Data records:
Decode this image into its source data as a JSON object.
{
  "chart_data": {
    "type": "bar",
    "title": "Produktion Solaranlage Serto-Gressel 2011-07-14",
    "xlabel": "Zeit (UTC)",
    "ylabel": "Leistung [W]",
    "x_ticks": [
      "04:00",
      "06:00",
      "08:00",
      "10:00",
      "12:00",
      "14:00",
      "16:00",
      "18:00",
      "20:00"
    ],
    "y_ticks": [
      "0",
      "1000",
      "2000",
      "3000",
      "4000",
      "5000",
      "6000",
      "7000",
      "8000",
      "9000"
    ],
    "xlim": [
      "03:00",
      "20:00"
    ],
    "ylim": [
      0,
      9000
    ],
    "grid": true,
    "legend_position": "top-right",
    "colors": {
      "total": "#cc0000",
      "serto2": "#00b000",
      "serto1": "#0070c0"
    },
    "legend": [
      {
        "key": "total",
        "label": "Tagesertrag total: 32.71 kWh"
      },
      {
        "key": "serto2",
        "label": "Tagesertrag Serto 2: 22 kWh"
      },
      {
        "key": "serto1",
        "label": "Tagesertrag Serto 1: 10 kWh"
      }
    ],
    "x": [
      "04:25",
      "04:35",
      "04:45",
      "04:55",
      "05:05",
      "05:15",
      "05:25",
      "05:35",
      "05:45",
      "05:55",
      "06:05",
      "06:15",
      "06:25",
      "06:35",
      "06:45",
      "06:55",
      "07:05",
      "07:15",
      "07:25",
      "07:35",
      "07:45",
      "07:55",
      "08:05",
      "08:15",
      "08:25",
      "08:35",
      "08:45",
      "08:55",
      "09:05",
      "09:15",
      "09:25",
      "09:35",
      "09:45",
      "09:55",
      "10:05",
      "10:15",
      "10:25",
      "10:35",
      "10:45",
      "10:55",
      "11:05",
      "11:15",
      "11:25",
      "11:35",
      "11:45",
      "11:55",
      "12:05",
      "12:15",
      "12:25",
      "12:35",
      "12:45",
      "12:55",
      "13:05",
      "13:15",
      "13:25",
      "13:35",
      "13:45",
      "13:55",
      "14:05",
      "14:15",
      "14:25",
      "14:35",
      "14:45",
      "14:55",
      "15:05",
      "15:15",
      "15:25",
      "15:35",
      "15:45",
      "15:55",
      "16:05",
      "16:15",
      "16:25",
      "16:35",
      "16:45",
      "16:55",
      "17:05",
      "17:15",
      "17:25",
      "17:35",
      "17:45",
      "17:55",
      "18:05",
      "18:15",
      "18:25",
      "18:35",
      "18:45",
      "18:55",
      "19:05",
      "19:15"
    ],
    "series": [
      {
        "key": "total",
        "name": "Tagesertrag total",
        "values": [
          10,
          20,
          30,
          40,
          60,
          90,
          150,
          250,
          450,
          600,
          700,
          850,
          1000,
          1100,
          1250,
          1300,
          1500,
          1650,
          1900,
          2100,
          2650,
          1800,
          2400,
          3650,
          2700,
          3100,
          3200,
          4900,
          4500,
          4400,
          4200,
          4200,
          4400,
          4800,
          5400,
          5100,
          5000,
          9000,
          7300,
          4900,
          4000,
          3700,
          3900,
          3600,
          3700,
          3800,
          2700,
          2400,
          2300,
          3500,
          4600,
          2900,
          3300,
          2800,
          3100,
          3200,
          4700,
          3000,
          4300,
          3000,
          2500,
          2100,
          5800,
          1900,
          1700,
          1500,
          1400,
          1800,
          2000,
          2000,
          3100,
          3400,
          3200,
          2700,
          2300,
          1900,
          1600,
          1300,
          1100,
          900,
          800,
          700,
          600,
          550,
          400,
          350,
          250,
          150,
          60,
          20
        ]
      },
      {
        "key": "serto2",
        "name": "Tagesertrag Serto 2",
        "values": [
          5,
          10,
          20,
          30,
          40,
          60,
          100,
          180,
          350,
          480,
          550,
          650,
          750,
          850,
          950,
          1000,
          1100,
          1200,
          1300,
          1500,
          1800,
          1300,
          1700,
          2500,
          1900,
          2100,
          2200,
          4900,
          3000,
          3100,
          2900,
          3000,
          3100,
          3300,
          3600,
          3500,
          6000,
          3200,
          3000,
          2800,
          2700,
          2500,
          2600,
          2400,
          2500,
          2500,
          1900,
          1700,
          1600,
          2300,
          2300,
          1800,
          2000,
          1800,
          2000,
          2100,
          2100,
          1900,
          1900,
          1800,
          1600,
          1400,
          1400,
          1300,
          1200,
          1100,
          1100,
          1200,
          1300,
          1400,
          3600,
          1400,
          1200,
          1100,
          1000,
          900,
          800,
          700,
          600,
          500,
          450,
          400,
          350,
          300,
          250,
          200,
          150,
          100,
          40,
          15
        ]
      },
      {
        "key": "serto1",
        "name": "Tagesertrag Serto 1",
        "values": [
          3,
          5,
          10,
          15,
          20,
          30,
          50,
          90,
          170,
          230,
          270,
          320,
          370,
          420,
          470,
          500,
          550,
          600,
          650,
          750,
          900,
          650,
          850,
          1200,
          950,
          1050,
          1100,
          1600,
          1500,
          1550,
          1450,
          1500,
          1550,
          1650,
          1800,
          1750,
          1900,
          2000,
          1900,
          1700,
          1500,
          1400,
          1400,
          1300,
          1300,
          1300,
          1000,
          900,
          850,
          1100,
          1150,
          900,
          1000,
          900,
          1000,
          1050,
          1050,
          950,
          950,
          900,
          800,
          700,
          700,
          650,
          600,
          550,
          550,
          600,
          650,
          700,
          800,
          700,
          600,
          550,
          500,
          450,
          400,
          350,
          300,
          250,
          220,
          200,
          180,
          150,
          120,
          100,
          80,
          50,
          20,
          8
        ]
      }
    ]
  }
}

▶ Your instructions:
Your task is to repeat the data exactly, with nothing left out.

▶ Final result:
Decode this image into its source data as a JSON object.
{
  "chart_data": {
    "type": "bar",
    "title": "Produktion Solaranlage Serto-Gressel 2011-07-14",
    "xlabel": "Zeit (UTC)",
    "ylabel": "Leistung [W]",
    "x_ticks": [
      "04:00",
      "06:00",
      "08:00",
      "10:00",
      "12:00",
      "14:00",
      "16:00",
      "18:00",
      "20:00"
    ],
    "y_ticks": [
      "0",
      "1000",
      "2000",
      "3000",
      "4000",
      "5000",
      "6000",
      "7000",
      "8000",
      "9000"
    ],
    "xlim": [
      "03:00",
      "20:00"
    ],
    "ylim": [
      0,
      9000
    ],
    "grid": true,
    "legend_position": "top-right",
    "colors": {
      "total": "#cc0000",
      "serto2": "#00b000",
      "serto1": "#0070c0"
    },
    "legend": [
      {
        "key": "total",
        "label": "Tagesertrag total: 32.71 kWh"
      },
      {
        "key": "serto2",
        "label": "Tagesertrag Serto 2: 22 kWh"
      },
      {
        "key": "serto1",
        "label": "Tagesertrag Serto 1: 10 kWh"
      }
    ],
    "x": [
      "04:25",
      "04:35",
      "04:45",
      "04:55",
      "05:05",
      "05:15",
      "05:25",
      "05:35",
      "05:45",
      "05:55",
      "06:05",
      "06:15",
      "06:25",
      "06:35",
      "06:45",
      "06:55",
      "07:05",
      "07:15",
      "07:25",
      "07:35",
      "07:45",
      "07:55",
      "08:05",
      "08:15",
      "08:25",
      "08:35",
      "08:45",
      "08:55",
      "09:05",
      "09:15",
      "09:25",
      "09:35",
      "09:45",
      "09:55",
      "10:05",
      "10:15",
      "10:25",
      "10:35",
      "10:45",
      "10:55",
      "11:05",
      "11:15",
      "11:25",
      "11:35",
      "11:45",
      "11:55",
      "12:05",
      "12:15",
      "12:25",
      "12:35",
      "12:45",
      "12:55",
      "13:05",
      "13:15",
      "13:25",
      "13:35",
      "13:45",
      "13:55",
      "14:05",
      "14:15",
      "14:25",
      "14:35",
      "14:45",
      "14:55",
      "15:05",
      "15:15",
      "15:25",
      "15:35",
      "15:45",
      "15:55",
      "16:05",
      "16:15",
      "16:25",
      "16:35",
      "16:45",
      "16:55",
      "17:05",
      "17:15",
      "17:25",
      "17:35",
      "17:45",
      "17:55",
      "18:05",
      "18:15",
      "18:25",
      "18:35",
      "18:45",
      "18:55",
      "19:05",
      "19:15"
    ],
    "series": [
      {
        "key": "total",
        "name": "Tagesertrag total",
        "values": [
          10,
          20,
          30,
          40,
          60,
          90,
          150,
          250,
          450,
          600,
          700,
          850,
          1000,
          1100,
          1250,
          1300,
          1500,
          1650,
          1900,
          2100,
          2650,
          1800,
          2400,
          3650,
          2700,
          3100,
          3200,
          4900,
          4500,
          4400,
          4200,
          4200,
          4400,
          4800,
          5400,
          5100,
          5000,
          9000,
          7300,
          4900,
          4000,
          3700,
          3900,
          3600,
          3700,
          3800,
          2700,
          2400,
          2300,
          3500,
          4600,
          2900,
          3300,
          2800,
          3100,
          3200,
          4700,
          3000,
          4300,
          3000,
          2500,
          2100,
          5800,
          1900,
          1700,
          1500,
          1400,
          1800,
          2000,
          2000,
          3100,
          3400,
          3200,
          2700,
          2300,
          1900,
          1600,
          1300,
          1100,
          900,
          800,
          700,
          600,
          550,
          400,
          350,
          250,
          150,
          60,
          20
        ]
      },
      {
        "key": "serto2",
        "name": "Tagesertrag Serto 2",
        "values": [
          5,
          10,
          20,
          30,
          40,
          60,
          100,
          180,
          350,
          480,
          550,
          650,
          750,
          850,
          950,
          1000,
          1100,
          1200,
          1300,
          1500,
          1800,
          1300,
          1700,
          2500,
          1900,
          2100,
          2200,
          4900,
          3000,
          3100,
          2900,
          3000,
          3100,
          3300,
          3600,
          3500,
          6000,
          3200,
          3000,
          2800,
          2700,
          2500,
          2600,
          2400,
          2500,
          2500,
          1900,
          1700,
          1600,
          2300,
          2300,
          1800,
          2000,
          1800,
          2000,
          2100,
          2100,
          1900,
          1900,
          1800,
          1600,
          1400,
          1400,
          1300,
          1200,
          1100,
          1100,
          1200,
          1300,
          1400,
          3600,
          1400,
          1200,
          1100,
          1000,
          900,
          800,
          700,
          600,
          500,
          450,
          400,
          350,
          300,
          250,
          200,
          150,
          100,
          40,
          15
        ]
      },
      {
        "key": "serto1",
        "name": "Tagesertrag Serto 1",
        "values": [
          3,
          5,
          10,
          15,
          20,
          30,
          50,
          90,
          170,
          230,
          270,
          320,
          370,
          420,
          470,
          500,
          550,
          600,
          650,
          750,
          900,
          650,
          850,
          1200,
          950,
          1050,
          1100,
          1600,
          1500,
          1550,
          1450,
          1500,
          1550,
          1650,
          1800,
          1750,
          1900,
          2000,
          1900,
          1700,
          1500,
          1400,
          1400,
          1300,
          1300,
          1300,
          1000,
          900,
          850,
          1100,
          1150,
          900,
          1000,
          900,
          1000,
          1050,
          1050,
          950,
          950,
          900,
          800,
          700,
          700,
          650,
          600,
          550,
          550,
          600,
          650,
          700,
          800,
          700,
          600,
          550,
          500,
          450,
          400,
          350,
          300,
          250,
          220,
          200,
          180,
          150,
          120,
          100,
          80,
          50,
          20,
          8
        ]
      }
    ]
  }
}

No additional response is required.